Excerpts from a figure dataset

---+---

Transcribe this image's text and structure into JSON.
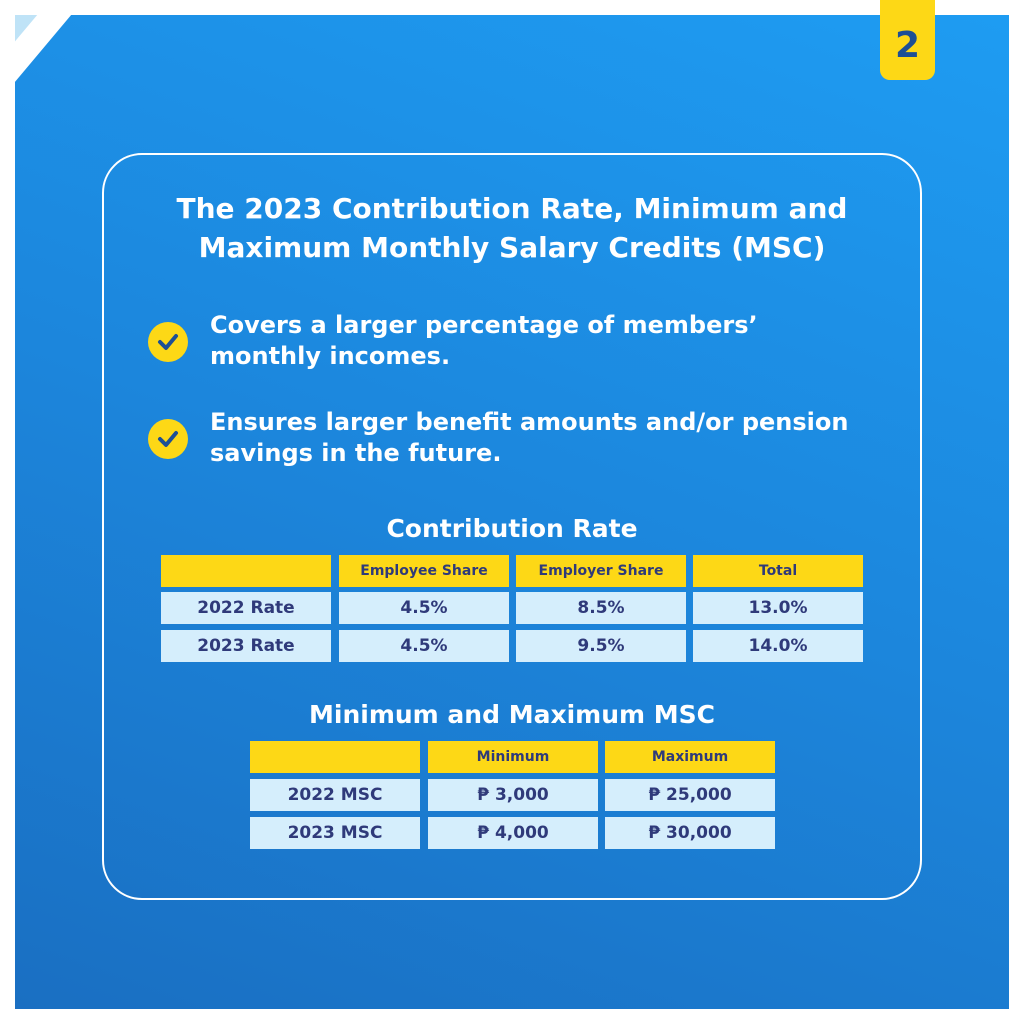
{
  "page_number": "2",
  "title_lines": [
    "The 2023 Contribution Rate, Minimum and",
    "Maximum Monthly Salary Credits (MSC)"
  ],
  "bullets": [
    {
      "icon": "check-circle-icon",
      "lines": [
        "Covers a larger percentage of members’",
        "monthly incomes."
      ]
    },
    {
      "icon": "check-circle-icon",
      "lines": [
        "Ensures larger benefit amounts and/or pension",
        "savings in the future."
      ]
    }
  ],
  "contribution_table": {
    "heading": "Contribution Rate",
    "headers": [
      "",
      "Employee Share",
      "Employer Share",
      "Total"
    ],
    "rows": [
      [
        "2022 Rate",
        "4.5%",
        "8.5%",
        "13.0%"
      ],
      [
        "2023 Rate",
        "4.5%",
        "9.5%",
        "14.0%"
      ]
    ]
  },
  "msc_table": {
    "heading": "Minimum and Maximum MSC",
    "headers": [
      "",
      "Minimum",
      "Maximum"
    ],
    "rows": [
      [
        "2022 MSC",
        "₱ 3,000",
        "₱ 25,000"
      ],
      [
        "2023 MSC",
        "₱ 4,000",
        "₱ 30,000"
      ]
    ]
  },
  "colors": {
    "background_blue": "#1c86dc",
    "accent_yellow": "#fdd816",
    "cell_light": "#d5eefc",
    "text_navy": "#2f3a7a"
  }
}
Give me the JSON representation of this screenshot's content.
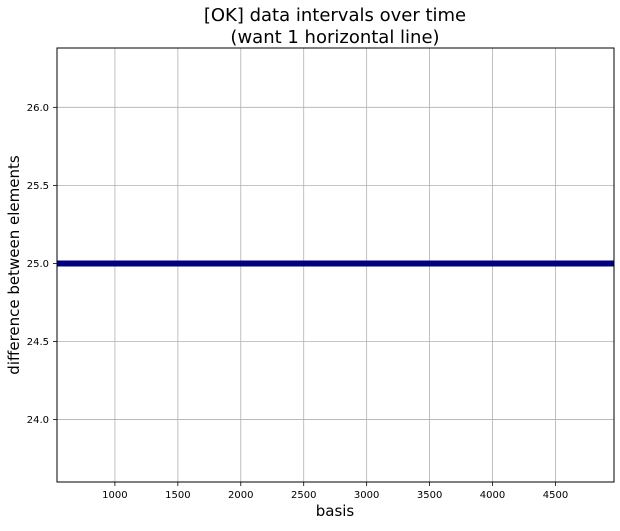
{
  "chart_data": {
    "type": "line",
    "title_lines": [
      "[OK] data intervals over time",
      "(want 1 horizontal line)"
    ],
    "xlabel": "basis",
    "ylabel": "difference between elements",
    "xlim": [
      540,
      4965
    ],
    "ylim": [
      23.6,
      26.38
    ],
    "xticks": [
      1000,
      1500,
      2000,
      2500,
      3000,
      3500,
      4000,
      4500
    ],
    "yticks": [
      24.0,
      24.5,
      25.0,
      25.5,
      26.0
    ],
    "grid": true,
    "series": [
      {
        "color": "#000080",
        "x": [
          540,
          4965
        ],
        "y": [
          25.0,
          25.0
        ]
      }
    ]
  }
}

---+---

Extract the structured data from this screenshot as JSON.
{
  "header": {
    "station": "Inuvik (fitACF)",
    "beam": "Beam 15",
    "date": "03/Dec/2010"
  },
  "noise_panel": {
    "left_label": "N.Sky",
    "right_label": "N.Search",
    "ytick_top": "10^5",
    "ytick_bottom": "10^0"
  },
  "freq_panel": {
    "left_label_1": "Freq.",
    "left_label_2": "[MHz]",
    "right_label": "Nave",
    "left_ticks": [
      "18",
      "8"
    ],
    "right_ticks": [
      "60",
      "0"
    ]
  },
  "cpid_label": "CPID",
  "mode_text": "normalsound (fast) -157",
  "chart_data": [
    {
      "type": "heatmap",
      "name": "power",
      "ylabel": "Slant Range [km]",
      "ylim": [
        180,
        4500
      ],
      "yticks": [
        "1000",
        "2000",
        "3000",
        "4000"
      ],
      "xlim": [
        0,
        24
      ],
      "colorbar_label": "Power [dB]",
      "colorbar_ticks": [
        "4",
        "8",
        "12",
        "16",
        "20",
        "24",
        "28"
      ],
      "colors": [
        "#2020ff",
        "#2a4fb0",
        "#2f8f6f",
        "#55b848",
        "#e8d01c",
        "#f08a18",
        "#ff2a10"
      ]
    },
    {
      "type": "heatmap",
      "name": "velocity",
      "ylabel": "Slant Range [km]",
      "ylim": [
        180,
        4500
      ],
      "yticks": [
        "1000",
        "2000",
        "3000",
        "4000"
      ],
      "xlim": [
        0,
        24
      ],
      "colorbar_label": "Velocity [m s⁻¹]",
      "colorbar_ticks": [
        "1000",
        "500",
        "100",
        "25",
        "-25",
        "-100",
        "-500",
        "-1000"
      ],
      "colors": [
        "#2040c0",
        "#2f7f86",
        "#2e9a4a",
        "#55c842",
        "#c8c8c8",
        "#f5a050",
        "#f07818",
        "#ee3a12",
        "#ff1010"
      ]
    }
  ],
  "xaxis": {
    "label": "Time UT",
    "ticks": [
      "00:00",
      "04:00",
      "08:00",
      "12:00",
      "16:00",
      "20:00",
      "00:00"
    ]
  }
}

---+---

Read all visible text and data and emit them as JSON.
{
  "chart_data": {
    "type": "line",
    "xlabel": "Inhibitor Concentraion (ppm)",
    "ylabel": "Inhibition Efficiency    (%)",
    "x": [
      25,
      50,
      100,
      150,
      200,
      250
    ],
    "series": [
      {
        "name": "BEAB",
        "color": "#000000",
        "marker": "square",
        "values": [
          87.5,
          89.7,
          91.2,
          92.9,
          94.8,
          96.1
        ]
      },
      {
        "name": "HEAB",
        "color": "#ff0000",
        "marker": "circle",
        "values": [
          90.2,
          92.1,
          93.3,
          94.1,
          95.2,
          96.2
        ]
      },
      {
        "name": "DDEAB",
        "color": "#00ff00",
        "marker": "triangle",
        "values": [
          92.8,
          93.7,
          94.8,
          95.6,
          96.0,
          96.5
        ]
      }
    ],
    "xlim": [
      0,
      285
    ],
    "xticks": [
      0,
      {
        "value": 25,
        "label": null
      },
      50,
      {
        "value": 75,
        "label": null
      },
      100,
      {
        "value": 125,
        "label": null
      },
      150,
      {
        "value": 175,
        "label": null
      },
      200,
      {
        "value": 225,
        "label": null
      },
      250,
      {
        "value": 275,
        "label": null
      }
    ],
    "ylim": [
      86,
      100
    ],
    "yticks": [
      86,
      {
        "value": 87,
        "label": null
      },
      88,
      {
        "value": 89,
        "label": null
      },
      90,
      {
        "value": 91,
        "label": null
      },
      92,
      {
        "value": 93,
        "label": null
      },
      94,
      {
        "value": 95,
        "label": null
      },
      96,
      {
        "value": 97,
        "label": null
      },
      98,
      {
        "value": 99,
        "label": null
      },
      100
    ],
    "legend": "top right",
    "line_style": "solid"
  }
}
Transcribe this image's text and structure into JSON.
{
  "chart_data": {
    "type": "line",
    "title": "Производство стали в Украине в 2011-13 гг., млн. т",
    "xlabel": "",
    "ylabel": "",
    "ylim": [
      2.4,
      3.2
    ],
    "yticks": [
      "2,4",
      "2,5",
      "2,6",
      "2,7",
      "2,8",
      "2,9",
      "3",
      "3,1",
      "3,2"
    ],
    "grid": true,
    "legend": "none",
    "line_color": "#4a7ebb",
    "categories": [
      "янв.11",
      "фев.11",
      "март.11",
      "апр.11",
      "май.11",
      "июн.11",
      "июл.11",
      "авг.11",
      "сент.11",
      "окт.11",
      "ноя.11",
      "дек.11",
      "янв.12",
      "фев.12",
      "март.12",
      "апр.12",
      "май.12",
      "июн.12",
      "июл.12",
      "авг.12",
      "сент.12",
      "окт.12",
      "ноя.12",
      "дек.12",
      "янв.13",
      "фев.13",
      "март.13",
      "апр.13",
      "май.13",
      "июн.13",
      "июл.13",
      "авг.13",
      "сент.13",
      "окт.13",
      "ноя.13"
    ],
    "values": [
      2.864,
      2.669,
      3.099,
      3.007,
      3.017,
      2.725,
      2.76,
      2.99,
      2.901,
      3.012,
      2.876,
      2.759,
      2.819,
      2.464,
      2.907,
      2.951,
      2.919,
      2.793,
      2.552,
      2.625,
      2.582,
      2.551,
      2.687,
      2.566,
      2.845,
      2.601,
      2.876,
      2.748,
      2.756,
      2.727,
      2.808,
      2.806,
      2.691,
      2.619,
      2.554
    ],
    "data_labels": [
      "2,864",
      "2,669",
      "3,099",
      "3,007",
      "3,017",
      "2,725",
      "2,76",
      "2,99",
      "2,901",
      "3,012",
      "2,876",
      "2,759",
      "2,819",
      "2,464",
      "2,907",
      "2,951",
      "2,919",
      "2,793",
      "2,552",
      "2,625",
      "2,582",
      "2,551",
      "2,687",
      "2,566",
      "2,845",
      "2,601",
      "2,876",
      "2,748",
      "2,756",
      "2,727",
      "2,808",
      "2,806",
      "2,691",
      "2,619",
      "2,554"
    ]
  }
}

---+---

EXERCISE TASK -
From the data above, work out how many lines hold "ylabel". Answer with the number alone.

ANSWER TO THIS EXERCISE -
5